- _WHAT THE EXERCISE ASKS_: Render the rows below as a JSON list of strings, one string per line and blank lines omitted, starting at the first row and going on through the row that contains "clock[interactable]: 2:15 PM".

- _GIVEN RECORDS_:
·····

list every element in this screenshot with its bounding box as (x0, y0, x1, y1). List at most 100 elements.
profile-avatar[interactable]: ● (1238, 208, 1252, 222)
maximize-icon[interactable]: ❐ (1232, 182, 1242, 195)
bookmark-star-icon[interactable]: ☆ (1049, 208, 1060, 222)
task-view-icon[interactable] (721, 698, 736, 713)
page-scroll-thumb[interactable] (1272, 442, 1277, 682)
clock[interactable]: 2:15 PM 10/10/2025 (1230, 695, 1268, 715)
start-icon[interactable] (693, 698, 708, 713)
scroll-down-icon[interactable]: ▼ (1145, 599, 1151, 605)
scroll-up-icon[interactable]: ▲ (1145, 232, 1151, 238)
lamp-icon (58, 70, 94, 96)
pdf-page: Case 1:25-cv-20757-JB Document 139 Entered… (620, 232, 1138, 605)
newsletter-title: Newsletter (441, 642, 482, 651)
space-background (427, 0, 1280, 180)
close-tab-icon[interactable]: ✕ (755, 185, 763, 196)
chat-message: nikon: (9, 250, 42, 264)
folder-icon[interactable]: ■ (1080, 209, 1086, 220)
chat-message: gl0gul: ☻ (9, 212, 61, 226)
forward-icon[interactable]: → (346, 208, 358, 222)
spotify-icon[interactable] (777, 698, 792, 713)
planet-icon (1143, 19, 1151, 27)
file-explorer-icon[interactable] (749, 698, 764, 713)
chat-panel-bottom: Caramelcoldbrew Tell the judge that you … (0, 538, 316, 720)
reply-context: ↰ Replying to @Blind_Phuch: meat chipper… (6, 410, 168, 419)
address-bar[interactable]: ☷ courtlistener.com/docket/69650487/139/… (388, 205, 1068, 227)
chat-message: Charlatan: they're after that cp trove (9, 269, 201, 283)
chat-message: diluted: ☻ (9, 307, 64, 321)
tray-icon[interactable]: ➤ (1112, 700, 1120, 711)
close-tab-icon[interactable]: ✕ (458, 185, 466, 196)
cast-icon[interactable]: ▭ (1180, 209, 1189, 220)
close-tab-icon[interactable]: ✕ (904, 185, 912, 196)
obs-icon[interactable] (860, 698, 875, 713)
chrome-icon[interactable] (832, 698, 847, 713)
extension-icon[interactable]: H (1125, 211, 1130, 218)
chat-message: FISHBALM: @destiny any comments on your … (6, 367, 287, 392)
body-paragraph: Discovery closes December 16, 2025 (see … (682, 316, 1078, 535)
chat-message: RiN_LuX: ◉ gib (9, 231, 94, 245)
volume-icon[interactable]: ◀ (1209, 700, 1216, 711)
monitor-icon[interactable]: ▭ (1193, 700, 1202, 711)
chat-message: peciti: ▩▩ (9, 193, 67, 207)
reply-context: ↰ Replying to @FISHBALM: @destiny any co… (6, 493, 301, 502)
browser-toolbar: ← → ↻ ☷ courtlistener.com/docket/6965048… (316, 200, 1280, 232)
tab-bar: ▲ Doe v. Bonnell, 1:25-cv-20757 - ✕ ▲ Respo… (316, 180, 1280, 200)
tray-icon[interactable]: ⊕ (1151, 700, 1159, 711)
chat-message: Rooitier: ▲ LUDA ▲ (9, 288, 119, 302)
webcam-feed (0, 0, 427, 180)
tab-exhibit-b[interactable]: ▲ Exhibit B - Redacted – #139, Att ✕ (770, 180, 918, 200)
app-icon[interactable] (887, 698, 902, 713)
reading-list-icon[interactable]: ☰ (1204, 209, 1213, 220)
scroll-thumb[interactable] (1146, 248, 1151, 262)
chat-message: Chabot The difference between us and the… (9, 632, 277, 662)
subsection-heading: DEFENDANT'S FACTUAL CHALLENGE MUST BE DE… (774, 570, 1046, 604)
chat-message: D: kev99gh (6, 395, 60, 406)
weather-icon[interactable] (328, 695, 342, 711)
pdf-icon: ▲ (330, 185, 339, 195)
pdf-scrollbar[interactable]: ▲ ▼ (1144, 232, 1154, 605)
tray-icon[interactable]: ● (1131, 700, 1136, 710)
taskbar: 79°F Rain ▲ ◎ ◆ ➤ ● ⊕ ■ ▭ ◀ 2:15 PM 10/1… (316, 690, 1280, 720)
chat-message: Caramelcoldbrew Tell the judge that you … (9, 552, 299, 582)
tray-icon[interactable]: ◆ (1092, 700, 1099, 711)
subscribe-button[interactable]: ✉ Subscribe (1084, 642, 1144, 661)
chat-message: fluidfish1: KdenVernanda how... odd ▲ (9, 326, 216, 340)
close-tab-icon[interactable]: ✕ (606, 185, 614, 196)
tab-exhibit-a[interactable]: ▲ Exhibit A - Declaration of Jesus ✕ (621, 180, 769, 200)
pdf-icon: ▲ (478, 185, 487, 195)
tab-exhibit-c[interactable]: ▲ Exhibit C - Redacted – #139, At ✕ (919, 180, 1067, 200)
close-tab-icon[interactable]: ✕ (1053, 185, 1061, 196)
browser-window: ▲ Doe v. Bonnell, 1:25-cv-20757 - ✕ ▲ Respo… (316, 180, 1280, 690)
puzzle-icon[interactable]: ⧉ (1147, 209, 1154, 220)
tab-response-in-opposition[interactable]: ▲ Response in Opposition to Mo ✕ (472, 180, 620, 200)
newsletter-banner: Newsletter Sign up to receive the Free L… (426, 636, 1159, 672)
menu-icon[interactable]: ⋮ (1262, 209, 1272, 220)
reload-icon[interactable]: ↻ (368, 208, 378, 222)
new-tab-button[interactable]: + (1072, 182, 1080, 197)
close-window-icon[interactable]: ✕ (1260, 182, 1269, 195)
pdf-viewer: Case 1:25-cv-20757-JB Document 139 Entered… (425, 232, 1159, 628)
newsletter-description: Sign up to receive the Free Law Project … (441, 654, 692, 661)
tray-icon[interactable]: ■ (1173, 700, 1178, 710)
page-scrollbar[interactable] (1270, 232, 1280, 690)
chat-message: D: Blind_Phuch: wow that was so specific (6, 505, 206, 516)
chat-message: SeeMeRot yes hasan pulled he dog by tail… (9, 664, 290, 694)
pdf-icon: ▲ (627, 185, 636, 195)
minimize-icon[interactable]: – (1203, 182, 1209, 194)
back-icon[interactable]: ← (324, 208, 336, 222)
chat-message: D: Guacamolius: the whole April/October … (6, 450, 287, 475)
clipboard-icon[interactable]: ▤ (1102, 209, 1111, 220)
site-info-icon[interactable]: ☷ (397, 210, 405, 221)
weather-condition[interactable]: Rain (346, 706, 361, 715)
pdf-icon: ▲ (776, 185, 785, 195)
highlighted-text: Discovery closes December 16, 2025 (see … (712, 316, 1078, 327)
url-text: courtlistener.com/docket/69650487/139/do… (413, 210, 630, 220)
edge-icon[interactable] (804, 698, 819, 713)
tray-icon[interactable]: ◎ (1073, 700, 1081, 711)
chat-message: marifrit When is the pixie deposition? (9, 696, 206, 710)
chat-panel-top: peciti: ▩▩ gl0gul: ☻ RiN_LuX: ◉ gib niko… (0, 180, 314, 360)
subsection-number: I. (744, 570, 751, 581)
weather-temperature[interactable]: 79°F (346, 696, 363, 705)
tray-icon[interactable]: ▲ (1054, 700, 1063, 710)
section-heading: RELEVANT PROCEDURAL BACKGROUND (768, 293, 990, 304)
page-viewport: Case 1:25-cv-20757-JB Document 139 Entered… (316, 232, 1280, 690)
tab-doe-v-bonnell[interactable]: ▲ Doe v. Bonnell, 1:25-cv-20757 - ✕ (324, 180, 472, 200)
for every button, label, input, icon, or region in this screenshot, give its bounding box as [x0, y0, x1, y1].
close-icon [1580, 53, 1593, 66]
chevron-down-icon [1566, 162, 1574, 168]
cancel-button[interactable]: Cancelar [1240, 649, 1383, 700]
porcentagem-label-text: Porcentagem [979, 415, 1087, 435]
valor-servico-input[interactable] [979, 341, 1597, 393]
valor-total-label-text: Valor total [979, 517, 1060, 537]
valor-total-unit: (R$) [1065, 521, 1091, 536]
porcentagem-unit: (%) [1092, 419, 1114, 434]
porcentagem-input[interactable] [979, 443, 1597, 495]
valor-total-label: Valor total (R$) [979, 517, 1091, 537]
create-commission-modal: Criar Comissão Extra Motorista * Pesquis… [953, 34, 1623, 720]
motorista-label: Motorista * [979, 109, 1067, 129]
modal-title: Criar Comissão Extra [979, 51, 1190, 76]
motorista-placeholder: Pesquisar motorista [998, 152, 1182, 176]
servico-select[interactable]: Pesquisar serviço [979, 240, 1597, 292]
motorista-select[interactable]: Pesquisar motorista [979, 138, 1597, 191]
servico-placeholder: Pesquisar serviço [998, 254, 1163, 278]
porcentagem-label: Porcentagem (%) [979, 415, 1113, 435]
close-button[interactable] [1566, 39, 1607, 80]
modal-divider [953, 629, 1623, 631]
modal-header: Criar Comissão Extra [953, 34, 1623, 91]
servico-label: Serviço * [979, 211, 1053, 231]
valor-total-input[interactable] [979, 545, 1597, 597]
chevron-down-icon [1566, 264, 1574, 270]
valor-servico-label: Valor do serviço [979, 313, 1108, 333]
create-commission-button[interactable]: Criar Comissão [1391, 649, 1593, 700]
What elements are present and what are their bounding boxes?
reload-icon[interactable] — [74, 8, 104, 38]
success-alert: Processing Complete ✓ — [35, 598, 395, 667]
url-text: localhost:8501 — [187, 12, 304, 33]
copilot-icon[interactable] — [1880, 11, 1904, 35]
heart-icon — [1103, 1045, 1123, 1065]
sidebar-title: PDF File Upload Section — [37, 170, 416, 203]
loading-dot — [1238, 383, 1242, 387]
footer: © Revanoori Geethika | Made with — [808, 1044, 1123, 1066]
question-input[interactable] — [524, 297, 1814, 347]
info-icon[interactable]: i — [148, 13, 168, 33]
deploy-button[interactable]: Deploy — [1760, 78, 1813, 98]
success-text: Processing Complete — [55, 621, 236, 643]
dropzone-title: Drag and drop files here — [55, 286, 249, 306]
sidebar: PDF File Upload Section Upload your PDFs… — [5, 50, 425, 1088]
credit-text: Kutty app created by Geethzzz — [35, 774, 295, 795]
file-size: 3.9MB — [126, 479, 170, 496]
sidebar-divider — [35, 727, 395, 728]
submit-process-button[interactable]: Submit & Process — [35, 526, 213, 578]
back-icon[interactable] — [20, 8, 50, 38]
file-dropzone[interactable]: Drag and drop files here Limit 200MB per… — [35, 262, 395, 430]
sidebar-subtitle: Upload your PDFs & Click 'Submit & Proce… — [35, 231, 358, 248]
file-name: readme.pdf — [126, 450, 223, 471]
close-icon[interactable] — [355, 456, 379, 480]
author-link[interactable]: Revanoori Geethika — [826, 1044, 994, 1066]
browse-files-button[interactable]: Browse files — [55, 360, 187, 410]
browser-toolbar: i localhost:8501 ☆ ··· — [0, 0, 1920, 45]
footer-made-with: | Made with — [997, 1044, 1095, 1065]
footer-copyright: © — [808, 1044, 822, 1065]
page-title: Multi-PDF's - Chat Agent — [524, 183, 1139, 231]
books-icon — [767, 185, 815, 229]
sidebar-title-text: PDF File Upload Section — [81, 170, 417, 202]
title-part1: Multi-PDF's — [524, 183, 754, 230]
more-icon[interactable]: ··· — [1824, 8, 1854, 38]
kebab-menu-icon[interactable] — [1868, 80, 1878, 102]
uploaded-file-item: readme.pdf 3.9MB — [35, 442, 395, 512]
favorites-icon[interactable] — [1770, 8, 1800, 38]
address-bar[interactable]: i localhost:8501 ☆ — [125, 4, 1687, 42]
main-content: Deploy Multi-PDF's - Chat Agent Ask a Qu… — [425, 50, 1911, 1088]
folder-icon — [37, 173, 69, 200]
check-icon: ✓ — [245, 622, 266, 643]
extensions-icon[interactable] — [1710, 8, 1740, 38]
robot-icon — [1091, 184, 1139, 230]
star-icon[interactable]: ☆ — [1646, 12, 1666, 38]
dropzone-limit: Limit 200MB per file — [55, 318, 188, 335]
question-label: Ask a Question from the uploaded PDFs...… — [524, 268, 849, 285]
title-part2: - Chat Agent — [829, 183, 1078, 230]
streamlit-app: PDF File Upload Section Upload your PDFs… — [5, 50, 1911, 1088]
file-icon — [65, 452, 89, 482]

·····

- _THE OUTPUT_:
[
  "list every element in this screenshot with its bounding box as (x0, y0, x1, y1). List at most 100 elements.",
  "profile-avatar[interactable]: ● (1238, 208, 1252, 222)",
  "maximize-icon[interactable]: ❐ (1232, 182, 1242, 195)",
  "bookmark-star-icon[interactable]: ☆ (1049, 208, 1060, 222)",
  "task-view-icon[interactable] (721, 698, 736, 713)",
  "page-scroll-thumb[interactable] (1272, 442, 1277, 682)",
  "clock[interactable]: 2:15 PM 10/10/2025 (1230, 695, 1268, 715)"
]